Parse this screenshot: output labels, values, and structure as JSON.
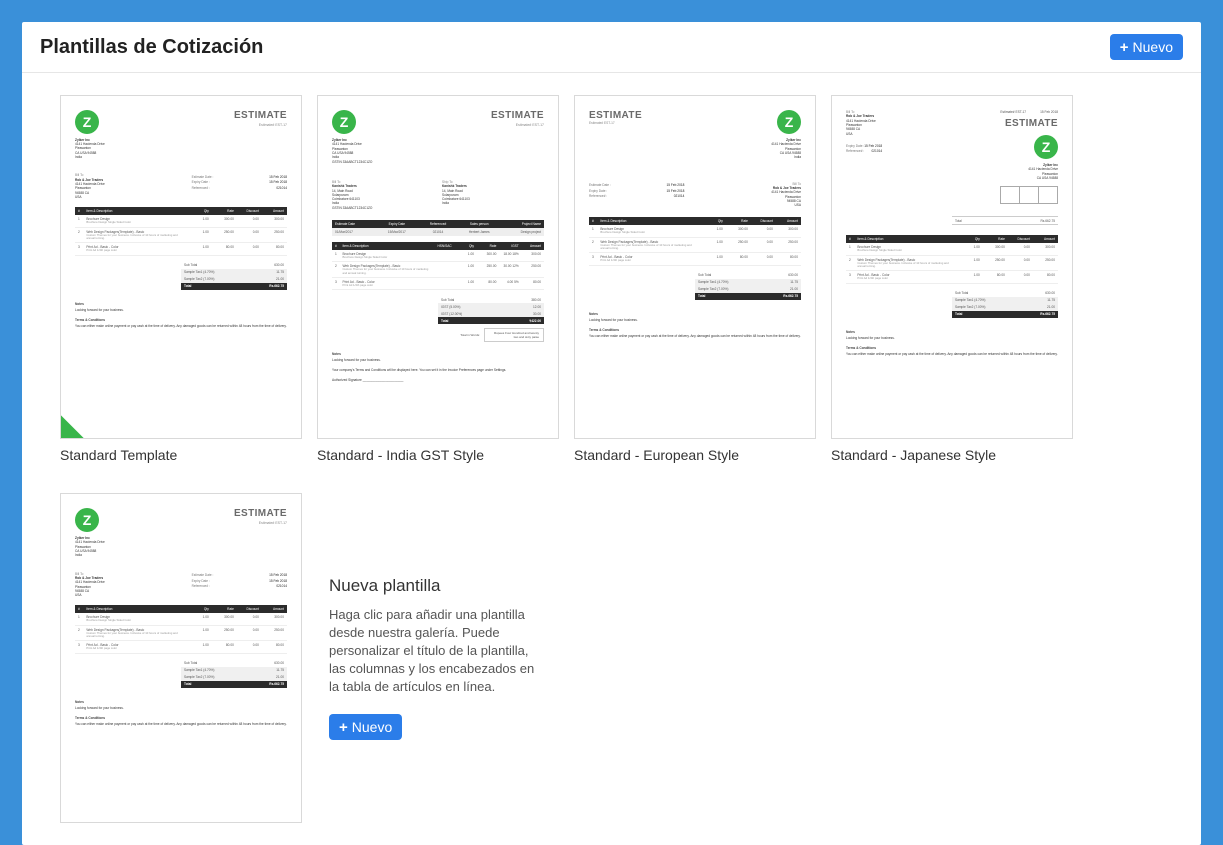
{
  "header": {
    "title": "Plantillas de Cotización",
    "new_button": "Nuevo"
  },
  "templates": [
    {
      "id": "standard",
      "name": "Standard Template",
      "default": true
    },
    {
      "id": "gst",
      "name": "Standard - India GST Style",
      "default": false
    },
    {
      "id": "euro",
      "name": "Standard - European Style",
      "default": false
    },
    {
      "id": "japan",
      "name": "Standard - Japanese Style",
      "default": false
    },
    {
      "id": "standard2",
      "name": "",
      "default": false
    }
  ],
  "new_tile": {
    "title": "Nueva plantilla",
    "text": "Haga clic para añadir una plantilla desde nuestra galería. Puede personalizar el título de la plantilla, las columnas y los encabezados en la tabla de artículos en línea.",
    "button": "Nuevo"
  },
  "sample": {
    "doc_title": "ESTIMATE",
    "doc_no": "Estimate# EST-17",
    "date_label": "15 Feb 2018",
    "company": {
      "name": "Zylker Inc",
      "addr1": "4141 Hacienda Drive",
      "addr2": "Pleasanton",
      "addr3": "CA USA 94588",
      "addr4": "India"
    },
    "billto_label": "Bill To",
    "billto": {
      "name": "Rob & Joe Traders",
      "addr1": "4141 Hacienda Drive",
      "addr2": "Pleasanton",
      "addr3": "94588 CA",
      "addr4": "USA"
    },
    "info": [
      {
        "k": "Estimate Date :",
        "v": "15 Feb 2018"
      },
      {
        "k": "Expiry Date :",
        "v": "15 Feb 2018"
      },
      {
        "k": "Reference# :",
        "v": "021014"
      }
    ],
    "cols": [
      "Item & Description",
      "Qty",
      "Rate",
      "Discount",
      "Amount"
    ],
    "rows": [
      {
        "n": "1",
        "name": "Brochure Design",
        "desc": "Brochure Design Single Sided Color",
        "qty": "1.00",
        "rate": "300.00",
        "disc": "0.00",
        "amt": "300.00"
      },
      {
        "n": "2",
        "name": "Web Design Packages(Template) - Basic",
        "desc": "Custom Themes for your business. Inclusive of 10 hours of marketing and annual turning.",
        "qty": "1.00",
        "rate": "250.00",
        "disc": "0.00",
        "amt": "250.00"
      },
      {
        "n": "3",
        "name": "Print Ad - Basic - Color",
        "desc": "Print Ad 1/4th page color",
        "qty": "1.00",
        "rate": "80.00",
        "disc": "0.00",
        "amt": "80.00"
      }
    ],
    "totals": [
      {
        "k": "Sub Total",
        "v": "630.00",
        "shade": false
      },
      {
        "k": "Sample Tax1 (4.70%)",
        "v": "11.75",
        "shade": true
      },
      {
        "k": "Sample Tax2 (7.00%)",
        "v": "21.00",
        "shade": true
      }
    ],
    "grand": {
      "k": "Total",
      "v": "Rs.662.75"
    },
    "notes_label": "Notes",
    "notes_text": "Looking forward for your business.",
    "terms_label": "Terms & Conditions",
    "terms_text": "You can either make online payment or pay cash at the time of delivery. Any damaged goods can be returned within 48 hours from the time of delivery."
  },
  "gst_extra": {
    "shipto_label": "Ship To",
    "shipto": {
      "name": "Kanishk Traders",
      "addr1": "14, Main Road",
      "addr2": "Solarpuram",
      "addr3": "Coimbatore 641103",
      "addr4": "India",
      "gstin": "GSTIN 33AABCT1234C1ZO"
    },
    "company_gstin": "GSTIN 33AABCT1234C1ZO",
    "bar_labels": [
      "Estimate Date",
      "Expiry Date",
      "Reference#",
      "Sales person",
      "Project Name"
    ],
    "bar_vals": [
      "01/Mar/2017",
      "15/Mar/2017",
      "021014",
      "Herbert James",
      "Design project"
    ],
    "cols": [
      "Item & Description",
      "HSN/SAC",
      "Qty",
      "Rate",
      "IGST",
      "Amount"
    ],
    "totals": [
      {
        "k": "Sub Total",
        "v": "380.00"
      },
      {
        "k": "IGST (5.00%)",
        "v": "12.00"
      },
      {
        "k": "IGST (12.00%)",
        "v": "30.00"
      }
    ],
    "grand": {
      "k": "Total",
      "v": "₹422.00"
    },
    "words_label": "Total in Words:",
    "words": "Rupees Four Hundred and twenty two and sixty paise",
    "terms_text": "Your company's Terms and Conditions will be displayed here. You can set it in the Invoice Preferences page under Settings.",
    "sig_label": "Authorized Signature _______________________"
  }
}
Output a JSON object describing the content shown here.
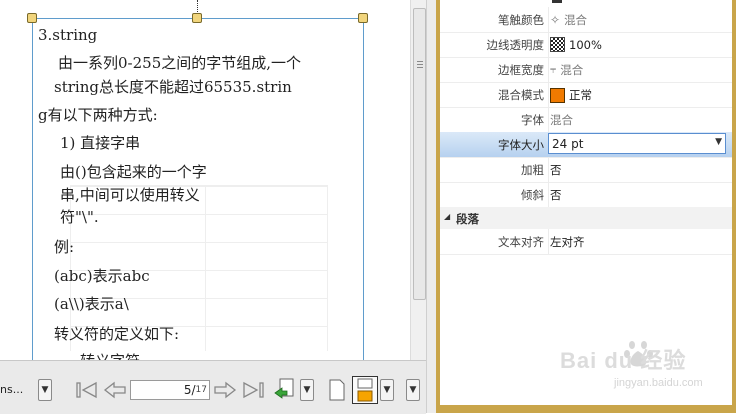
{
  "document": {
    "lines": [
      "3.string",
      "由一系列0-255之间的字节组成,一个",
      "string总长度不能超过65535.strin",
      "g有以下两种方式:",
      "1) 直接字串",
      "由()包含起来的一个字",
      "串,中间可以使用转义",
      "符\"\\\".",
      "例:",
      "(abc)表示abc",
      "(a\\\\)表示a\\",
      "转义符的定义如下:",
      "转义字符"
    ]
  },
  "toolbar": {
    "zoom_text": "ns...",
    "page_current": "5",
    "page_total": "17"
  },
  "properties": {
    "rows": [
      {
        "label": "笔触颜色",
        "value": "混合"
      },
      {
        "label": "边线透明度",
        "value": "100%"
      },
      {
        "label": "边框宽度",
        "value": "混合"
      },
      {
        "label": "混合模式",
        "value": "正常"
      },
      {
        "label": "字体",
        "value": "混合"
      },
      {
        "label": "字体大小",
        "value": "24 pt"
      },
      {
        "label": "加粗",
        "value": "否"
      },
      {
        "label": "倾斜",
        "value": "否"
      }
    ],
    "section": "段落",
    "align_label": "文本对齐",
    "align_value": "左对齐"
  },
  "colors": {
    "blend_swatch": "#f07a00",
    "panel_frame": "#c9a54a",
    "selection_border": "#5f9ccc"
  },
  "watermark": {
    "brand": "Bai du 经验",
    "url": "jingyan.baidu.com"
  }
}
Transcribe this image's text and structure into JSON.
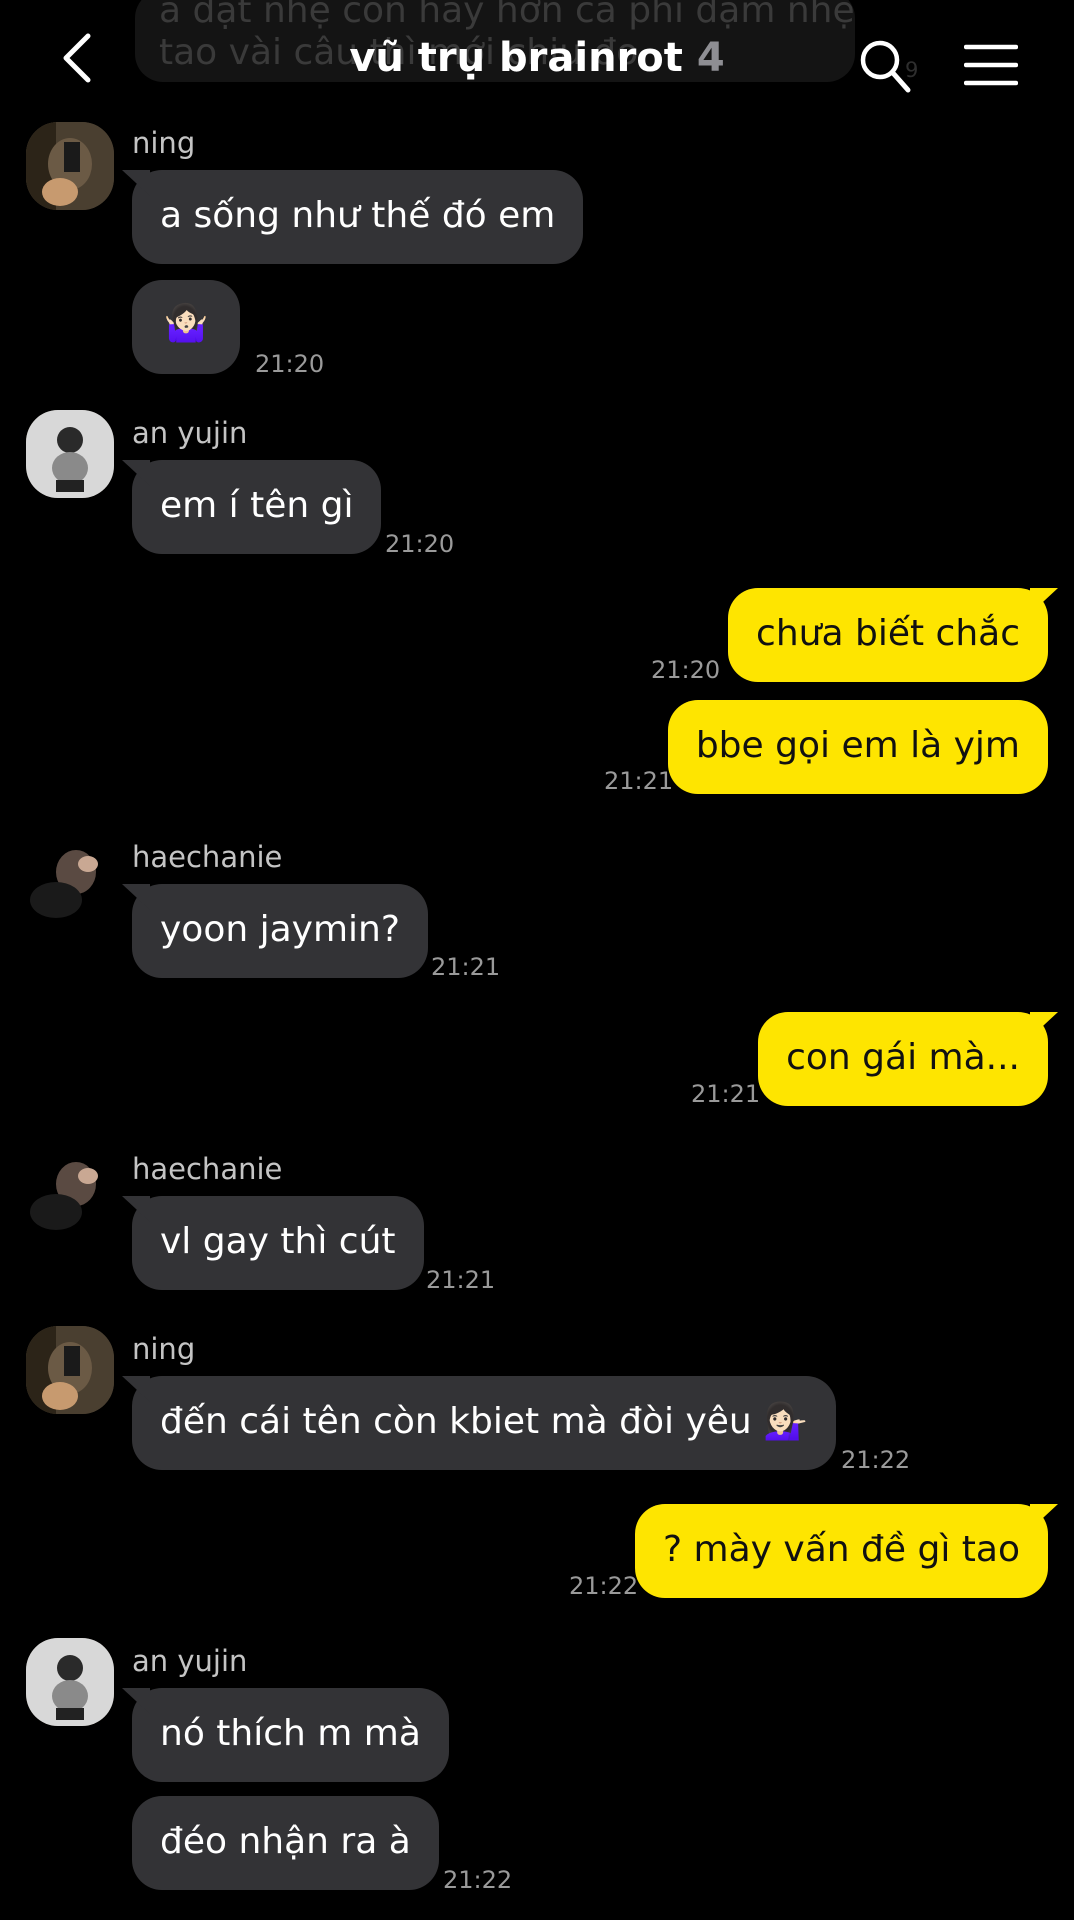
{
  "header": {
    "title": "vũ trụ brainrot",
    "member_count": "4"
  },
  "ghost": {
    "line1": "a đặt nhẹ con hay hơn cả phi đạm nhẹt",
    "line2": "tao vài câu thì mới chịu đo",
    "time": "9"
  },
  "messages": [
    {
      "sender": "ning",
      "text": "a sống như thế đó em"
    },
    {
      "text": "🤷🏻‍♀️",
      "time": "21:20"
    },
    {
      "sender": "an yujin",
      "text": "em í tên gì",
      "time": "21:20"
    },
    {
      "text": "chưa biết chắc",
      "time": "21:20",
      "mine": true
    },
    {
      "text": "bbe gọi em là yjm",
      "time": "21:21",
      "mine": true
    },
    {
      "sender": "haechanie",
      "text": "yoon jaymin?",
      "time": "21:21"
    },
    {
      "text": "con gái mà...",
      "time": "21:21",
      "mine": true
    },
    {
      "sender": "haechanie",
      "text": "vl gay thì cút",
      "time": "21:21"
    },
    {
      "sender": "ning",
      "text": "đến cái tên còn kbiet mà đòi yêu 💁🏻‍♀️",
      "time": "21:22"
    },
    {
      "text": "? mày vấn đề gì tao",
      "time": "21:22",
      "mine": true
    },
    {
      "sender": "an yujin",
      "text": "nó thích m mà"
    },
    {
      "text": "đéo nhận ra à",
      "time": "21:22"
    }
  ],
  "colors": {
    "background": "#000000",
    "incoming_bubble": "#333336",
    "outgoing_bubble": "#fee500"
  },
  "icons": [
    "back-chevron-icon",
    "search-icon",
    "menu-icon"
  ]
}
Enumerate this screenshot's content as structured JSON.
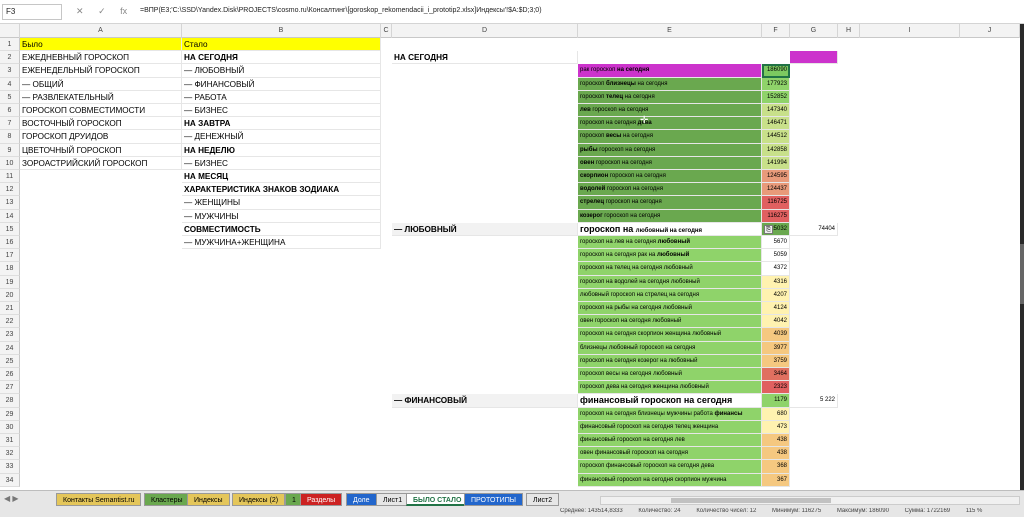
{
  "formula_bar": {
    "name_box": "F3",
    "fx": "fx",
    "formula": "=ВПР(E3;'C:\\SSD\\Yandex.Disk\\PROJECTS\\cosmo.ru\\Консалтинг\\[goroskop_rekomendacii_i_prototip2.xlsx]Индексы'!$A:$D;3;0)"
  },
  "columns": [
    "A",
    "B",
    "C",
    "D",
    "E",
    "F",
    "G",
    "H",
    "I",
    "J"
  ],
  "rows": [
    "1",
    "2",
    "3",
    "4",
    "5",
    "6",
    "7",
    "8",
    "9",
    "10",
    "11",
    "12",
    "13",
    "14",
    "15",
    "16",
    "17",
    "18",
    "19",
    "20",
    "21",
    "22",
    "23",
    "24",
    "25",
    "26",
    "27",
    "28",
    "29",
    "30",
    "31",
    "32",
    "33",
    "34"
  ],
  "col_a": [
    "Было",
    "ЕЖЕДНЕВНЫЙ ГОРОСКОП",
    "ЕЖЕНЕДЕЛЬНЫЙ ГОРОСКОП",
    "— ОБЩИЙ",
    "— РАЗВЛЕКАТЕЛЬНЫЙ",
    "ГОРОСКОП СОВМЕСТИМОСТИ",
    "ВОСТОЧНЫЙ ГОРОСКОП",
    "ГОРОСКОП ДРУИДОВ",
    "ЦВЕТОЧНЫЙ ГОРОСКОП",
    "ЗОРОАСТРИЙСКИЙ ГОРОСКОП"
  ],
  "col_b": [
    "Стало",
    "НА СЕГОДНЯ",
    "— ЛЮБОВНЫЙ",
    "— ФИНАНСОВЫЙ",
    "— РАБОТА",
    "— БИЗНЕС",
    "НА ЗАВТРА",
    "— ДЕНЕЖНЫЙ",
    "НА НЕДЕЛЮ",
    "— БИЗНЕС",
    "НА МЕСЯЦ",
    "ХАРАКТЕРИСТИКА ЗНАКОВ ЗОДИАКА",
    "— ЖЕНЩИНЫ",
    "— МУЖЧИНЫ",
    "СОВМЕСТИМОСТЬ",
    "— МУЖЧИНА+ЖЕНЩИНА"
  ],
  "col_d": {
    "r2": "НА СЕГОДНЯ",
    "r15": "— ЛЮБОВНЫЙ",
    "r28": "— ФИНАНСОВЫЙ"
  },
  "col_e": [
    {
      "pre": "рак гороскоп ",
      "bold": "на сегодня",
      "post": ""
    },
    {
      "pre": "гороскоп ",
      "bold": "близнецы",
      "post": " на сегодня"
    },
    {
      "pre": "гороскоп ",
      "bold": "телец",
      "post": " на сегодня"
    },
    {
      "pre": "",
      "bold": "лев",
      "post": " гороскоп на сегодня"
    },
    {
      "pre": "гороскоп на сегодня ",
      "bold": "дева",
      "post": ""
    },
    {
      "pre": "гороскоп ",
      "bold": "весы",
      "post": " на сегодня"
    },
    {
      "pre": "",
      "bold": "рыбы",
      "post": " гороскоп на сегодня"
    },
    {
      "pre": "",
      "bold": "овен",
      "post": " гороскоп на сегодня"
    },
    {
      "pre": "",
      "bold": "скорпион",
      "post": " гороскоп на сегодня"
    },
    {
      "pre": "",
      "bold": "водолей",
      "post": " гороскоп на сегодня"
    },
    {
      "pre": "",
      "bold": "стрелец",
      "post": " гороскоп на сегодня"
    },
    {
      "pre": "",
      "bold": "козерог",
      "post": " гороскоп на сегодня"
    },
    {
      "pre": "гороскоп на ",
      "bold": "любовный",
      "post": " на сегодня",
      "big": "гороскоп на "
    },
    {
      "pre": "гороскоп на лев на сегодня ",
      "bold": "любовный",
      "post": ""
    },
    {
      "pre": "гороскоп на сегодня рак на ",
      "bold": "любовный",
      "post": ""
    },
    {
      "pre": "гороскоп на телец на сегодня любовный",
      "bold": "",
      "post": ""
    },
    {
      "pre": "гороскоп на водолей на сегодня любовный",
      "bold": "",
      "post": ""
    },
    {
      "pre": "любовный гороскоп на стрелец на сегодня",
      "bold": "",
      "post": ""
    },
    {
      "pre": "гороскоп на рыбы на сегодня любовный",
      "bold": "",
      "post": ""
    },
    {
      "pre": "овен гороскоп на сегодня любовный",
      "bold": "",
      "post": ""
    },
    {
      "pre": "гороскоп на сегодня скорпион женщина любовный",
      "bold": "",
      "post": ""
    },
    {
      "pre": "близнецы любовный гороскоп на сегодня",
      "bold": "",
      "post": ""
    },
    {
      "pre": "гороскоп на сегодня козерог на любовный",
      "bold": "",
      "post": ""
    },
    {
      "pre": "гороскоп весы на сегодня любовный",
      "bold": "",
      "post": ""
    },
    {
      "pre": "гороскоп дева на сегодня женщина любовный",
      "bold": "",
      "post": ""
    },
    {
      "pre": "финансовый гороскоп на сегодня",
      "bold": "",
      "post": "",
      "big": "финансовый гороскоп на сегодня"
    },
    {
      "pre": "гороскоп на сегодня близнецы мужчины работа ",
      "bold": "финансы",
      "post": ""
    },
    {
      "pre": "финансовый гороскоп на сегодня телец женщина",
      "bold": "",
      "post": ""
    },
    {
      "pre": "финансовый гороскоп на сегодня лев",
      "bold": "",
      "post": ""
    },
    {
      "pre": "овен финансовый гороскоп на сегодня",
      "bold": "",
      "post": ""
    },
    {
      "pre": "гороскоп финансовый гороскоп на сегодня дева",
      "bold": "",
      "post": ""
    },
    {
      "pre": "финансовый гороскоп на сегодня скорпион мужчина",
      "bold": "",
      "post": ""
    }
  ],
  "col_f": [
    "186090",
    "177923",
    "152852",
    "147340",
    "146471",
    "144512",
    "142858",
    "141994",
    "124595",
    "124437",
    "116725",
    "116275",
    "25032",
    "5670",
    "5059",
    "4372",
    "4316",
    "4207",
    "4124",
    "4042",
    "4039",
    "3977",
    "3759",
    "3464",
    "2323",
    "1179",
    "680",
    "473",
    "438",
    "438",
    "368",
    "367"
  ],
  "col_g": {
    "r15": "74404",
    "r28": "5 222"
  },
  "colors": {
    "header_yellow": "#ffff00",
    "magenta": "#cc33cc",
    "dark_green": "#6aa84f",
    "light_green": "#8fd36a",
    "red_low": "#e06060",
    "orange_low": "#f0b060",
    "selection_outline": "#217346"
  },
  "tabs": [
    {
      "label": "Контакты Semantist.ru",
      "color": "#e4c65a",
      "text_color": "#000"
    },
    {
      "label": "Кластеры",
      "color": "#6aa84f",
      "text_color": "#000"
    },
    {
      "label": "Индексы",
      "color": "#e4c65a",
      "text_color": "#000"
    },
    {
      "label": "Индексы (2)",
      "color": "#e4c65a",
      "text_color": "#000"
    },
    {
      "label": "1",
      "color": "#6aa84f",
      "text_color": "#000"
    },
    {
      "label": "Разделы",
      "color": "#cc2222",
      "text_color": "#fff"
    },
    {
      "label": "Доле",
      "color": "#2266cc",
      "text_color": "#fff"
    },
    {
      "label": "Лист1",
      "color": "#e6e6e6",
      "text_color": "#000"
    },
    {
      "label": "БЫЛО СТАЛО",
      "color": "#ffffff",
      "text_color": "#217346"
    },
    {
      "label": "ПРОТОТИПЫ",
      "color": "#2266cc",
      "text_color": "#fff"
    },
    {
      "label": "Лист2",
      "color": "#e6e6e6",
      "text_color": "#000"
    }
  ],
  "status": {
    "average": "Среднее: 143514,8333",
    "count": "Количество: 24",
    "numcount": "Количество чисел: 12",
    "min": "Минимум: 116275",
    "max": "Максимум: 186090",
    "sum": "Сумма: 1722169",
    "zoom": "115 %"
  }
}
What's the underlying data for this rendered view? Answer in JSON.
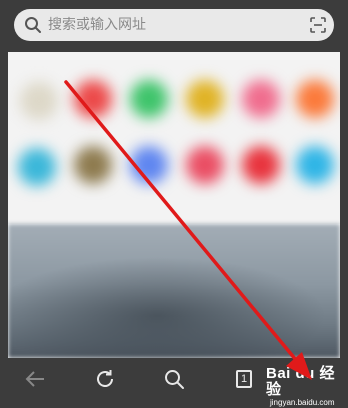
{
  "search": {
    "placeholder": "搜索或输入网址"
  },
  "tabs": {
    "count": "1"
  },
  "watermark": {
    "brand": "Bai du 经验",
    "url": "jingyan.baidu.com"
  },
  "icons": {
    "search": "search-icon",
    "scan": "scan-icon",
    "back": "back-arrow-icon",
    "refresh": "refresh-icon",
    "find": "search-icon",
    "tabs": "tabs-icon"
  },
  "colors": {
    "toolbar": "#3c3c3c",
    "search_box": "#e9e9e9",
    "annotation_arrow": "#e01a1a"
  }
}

- **Exercise task**
Which lines in the data above contain "hours"? Show each one.

- **Finished task**
        "desc": "Custom Themes for your business. Inclusive of 10 hours of marketing and annual turning.",
    "terms_text": "You can either make online payment or pay cash at the time of delivery. Any damaged goods can be returned within 48 hours from the time of delivery."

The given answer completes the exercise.